**INSTRUCTIONS FOR THE TASK**
Change every "zigzag" to "symbol" in the rows running from the line containing "- battery-label: 12V: [448, 406, 470, 448]" through the line containing "- resistor-10-zigzag: [480, 112, 540, 128]", and write out only those lines with nothing else altered.

**THE RECORDS**
◇ ◇ ◇ ◇ ◇
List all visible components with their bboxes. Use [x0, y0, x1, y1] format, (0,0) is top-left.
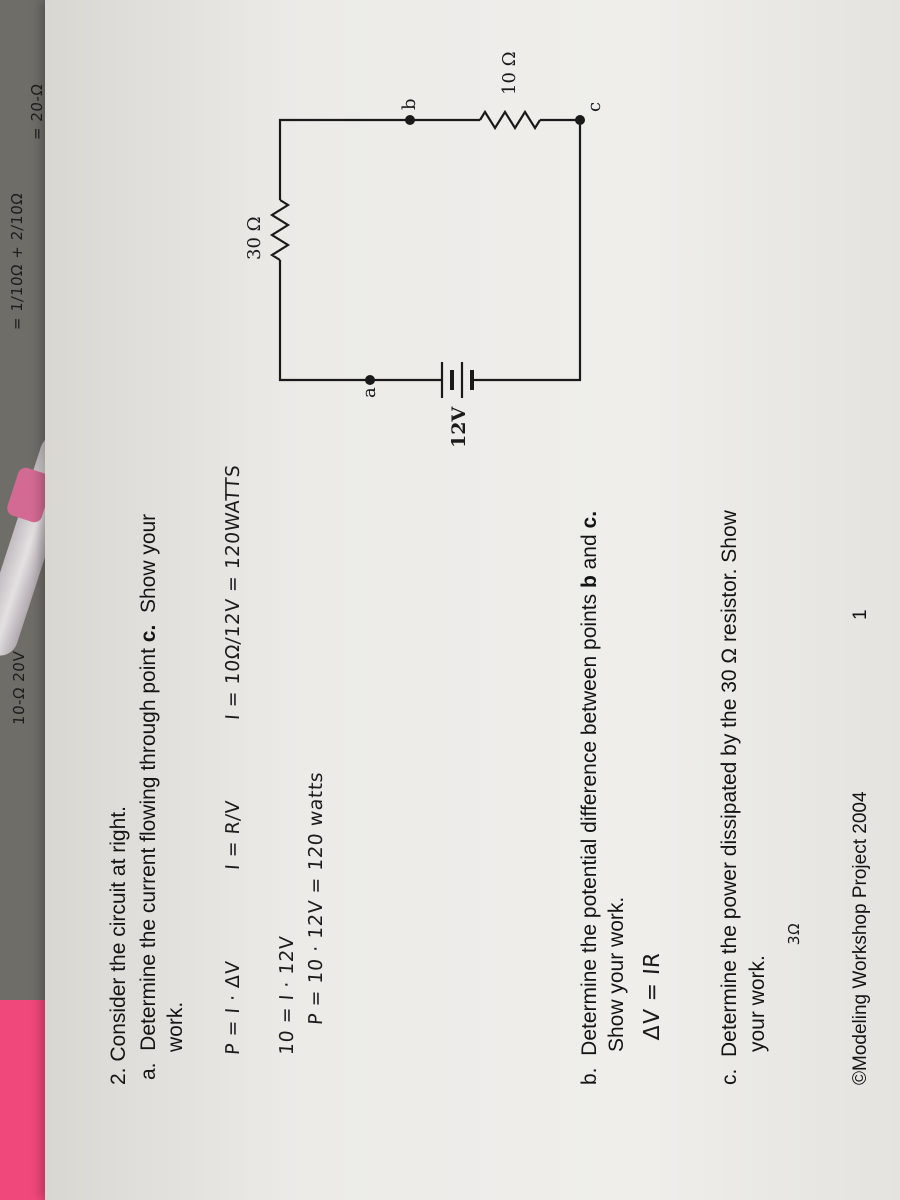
- battery-label: 12V: [448, 406, 470, 448]
- page-number: 1: [850, 609, 871, 620]
- point-a-dot: [365, 375, 375, 385]
- copyright-footer: ©Modeling Workshop Project 2004: [850, 791, 871, 1085]
- handwriting-step1: 10 = I · 12V: [276, 935, 298, 1056]
- handwriting-part-b-answer: ΔV = IR: [640, 951, 665, 1041]
- point-b-dot: [405, 115, 415, 125]
- point-c-label: c: [584, 101, 605, 112]
- circuit-diagram: [180, 51, 640, 448]
- handwriting-current-calc: I = 10Ω/12V = 120WATTS: [222, 463, 244, 721]
- point-c-dot: [575, 115, 585, 125]
- part-b-line2: Show your work.: [605, 896, 628, 1052]
- part-b-line1: b. Determine the potential difference between points b and c.: [578, 510, 601, 1085]
- part-a-line2: work.: [164, 1001, 187, 1052]
- question-2-heading: 2. Consider the circuit at right.: [107, 806, 130, 1085]
- handwriting-power-formula: P = I · ΔV: [222, 960, 244, 1056]
- resistor-10-label: 10 Ω: [499, 51, 520, 95]
- handwriting-part-c-answer: 3Ω: [785, 922, 803, 946]
- handwriting-top-result: = 20-Ω: [28, 83, 46, 141]
- handwriting-step2: P = 10 · 12V = 120 watts: [305, 771, 327, 1026]
- handwriting-top-fraction: = 1/10Ω + 2/10Ω: [8, 192, 26, 331]
- part-c-line2: your work.: [746, 955, 769, 1052]
- resistor-30-zigzag: [272, 200, 288, 260]
- resistor-30-label: 30 Ω: [244, 216, 265, 260]
- part-c-line1: c. Determine the power dissipated by the 30 Ω resistor. Show: [718, 510, 741, 1085]
- part-a-line1: a. Determine the current flowing through point c. Show your: [137, 513, 160, 1080]
- resistor-10-zigzag: [480, 112, 540, 128]
- point-a-label: a: [359, 387, 380, 398]
- handwriting-current-formula: I = R/V: [222, 799, 244, 871]
- handwriting-top-scribble: 10-Ω 20V: [10, 650, 28, 726]
- point-b-label: b: [399, 98, 420, 110]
◇ ◇ ◇ ◇ ◇
**RESULT**
- battery-label: 12V: [448, 406, 470, 448]
- page-number: 1: [850, 609, 871, 620]
- point-a-dot: [365, 375, 375, 385]
- copyright-footer: ©Modeling Workshop Project 2004: [850, 791, 871, 1085]
- handwriting-step1: 10 = I · 12V: [276, 935, 298, 1056]
- handwriting-part-b-answer: ΔV = IR: [640, 951, 665, 1041]
- point-b-dot: [405, 115, 415, 125]
- point-c-label: c: [584, 101, 605, 112]
- circuit-diagram: [180, 51, 640, 448]
- handwriting-current-calc: I = 10Ω/12V = 120WATTS: [222, 463, 244, 721]
- point-c-dot: [575, 115, 585, 125]
- part-b-line2: Show your work.: [605, 896, 628, 1052]
- part-b-line1: b. Determine the potential difference between points b and c.: [578, 510, 601, 1085]
- part-a-line2: work.: [164, 1001, 187, 1052]
- question-2-heading: 2. Consider the circuit at right.: [107, 806, 130, 1085]
- handwriting-power-formula: P = I · ΔV: [222, 960, 244, 1056]
- resistor-10-label: 10 Ω: [499, 51, 520, 95]
- handwriting-part-c-answer: 3Ω: [785, 922, 803, 946]
- handwriting-top-result: = 20-Ω: [28, 83, 46, 141]
- handwriting-step2: P = 10 · 12V = 120 watts: [305, 771, 327, 1026]
- handwriting-top-fraction: = 1/10Ω + 2/10Ω: [8, 192, 26, 331]
- part-c-line2: your work.: [746, 955, 769, 1052]
- resistor-30-symbol: [272, 200, 288, 260]
- resistor-30-label: 30 Ω: [244, 216, 265, 260]
- part-c-line1: c. Determine the power dissipated by the 30 Ω resistor. Show: [718, 510, 741, 1085]
- part-a-line1: a. Determine the current flowing through point c. Show your: [137, 513, 160, 1080]
- resistor-10-symbol: [480, 112, 540, 128]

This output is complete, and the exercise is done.